[Raw listing]
>> Start
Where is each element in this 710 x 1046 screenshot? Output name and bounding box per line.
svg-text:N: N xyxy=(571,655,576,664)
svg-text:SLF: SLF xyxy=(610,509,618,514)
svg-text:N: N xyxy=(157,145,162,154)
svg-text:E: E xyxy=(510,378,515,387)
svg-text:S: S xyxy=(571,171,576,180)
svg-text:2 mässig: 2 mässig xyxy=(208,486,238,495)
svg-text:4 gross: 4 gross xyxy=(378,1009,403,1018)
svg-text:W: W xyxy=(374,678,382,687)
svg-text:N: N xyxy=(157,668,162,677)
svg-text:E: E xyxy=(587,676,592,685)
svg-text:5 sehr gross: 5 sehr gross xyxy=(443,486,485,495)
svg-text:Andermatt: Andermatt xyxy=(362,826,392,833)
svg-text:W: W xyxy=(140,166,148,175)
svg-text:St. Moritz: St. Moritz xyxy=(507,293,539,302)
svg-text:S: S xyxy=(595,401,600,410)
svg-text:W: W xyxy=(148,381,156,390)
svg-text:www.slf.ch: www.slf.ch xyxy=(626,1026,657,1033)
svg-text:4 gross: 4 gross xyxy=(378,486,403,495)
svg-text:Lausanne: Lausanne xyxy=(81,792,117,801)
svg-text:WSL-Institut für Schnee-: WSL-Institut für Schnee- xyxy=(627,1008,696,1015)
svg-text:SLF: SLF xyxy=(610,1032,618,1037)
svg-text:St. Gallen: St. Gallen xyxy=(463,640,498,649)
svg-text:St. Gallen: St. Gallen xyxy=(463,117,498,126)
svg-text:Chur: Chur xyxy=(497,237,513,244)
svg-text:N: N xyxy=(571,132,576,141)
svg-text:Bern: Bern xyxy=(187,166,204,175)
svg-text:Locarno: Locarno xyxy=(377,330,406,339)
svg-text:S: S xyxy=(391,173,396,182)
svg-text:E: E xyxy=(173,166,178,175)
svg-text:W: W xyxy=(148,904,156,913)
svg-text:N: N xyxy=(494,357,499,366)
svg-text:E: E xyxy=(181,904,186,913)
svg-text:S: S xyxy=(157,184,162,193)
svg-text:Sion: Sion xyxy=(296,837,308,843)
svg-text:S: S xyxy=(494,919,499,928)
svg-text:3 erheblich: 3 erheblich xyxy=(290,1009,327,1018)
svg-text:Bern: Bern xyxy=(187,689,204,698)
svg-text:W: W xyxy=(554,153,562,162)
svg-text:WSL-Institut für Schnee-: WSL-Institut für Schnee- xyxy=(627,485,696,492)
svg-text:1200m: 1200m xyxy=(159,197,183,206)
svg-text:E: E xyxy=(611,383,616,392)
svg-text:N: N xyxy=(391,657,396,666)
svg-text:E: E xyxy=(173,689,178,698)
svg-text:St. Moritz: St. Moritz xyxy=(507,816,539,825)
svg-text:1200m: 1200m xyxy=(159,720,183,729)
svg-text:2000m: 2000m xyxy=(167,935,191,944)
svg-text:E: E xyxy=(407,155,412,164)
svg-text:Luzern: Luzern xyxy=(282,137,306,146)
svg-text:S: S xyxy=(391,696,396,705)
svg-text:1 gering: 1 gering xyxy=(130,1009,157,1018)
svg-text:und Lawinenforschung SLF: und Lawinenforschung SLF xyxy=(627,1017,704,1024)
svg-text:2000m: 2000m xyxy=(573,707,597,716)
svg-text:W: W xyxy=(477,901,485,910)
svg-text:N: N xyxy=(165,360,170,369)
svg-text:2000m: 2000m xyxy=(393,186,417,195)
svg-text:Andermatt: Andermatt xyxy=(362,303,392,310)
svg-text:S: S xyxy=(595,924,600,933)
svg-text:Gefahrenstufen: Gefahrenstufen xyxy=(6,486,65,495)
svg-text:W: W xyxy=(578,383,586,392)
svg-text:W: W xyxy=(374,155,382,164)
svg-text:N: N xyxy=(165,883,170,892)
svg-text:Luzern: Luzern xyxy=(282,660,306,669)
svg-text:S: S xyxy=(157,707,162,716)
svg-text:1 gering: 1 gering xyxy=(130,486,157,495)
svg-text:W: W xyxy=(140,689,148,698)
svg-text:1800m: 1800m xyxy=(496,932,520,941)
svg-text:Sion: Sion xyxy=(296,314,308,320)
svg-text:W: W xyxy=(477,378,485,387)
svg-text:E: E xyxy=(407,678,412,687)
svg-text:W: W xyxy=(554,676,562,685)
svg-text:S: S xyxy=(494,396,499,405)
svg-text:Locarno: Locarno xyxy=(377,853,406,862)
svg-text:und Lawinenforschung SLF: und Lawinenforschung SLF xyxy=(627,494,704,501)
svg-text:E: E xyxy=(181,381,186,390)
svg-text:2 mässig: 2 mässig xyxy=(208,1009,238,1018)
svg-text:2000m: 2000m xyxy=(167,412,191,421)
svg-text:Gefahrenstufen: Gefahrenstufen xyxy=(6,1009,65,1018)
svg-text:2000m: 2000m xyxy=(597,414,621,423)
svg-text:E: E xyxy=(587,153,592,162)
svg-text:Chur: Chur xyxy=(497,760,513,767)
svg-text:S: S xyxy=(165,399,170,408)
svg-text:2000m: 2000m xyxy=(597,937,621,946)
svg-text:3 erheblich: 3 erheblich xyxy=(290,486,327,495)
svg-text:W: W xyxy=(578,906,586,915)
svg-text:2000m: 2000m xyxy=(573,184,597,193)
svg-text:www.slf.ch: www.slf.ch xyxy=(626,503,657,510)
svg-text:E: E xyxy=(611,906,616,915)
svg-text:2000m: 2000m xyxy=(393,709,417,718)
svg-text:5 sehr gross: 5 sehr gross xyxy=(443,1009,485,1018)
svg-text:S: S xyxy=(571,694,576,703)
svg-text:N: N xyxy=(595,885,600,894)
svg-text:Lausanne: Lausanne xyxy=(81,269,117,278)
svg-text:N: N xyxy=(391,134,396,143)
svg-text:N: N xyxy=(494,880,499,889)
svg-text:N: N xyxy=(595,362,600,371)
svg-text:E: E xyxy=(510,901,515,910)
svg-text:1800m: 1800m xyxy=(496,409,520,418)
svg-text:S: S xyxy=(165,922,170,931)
>> End
--- What you will do ---
Identify every line in the listing that contains the word "sehr", matching case exactly, and copy each of those lines in full.

--- Exercise result ---
svg-text:5 sehr gross: 5 sehr gross xyxy=(443,486,485,495)
svg-text:5 sehr gross: 5 sehr gross xyxy=(443,1009,485,1018)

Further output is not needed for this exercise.